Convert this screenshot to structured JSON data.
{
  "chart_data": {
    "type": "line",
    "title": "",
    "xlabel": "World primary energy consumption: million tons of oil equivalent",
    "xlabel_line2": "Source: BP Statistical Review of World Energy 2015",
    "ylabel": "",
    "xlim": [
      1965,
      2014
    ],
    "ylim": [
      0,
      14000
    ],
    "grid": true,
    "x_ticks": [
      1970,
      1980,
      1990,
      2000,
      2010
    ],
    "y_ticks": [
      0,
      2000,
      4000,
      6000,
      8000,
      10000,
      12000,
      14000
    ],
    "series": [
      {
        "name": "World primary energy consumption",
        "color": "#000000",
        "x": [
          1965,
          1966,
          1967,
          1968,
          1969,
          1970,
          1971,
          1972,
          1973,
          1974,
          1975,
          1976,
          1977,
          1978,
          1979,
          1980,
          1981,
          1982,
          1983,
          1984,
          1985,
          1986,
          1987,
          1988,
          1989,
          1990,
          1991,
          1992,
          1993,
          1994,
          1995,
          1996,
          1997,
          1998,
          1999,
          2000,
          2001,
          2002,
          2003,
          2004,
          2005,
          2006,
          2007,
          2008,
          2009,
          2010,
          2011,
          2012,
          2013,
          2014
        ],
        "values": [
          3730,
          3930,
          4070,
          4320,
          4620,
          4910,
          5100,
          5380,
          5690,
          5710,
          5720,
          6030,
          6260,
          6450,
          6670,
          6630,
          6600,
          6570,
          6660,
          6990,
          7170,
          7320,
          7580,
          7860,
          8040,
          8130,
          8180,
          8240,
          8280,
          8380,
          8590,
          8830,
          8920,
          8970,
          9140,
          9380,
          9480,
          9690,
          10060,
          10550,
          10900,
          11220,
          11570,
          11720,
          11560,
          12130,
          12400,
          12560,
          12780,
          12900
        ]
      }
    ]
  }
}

* **To do**
Quote each line of the listing above exactly.

* **The answer**
Convert this screenshot to structured JSON data.
{
  "chart_data": {
    "type": "line",
    "title": "",
    "xlabel": "World primary energy consumption: million tons of oil equivalent",
    "xlabel_line2": "Source: BP Statistical Review of World Energy 2015",
    "ylabel": "",
    "xlim": [
      1965,
      2014
    ],
    "ylim": [
      0,
      14000
    ],
    "grid": true,
    "x_ticks": [
      1970,
      1980,
      1990,
      2000,
      2010
    ],
    "y_ticks": [
      0,
      2000,
      4000,
      6000,
      8000,
      10000,
      12000,
      14000
    ],
    "series": [
      {
        "name": "World primary energy consumption",
        "color": "#000000",
        "x": [
          1965,
          1966,
          1967,
          1968,
          1969,
          1970,
          1971,
          1972,
          1973,
          1974,
          1975,
          1976,
          1977,
          1978,
          1979,
          1980,
          1981,
          1982,
          1983,
          1984,
          1985,
          1986,
          1987,
          1988,
          1989,
          1990,
          1991,
          1992,
          1993,
          1994,
          1995,
          1996,
          1997,
          1998,
          1999,
          2000,
          2001,
          2002,
          2003,
          2004,
          2005,
          2006,
          2007,
          2008,
          2009,
          2010,
          2011,
          2012,
          2013,
          2014
        ],
        "values": [
          3730,
          3930,
          4070,
          4320,
          4620,
          4910,
          5100,
          5380,
          5690,
          5710,
          5720,
          6030,
          6260,
          6450,
          6670,
          6630,
          6600,
          6570,
          6660,
          6990,
          7170,
          7320,
          7580,
          7860,
          8040,
          8130,
          8180,
          8240,
          8280,
          8380,
          8590,
          8830,
          8920,
          8970,
          9140,
          9380,
          9480,
          9690,
          10060,
          10550,
          10900,
          11220,
          11570,
          11720,
          11560,
          12130,
          12400,
          12560,
          12780,
          12900
        ]
      }
    ]
  }
}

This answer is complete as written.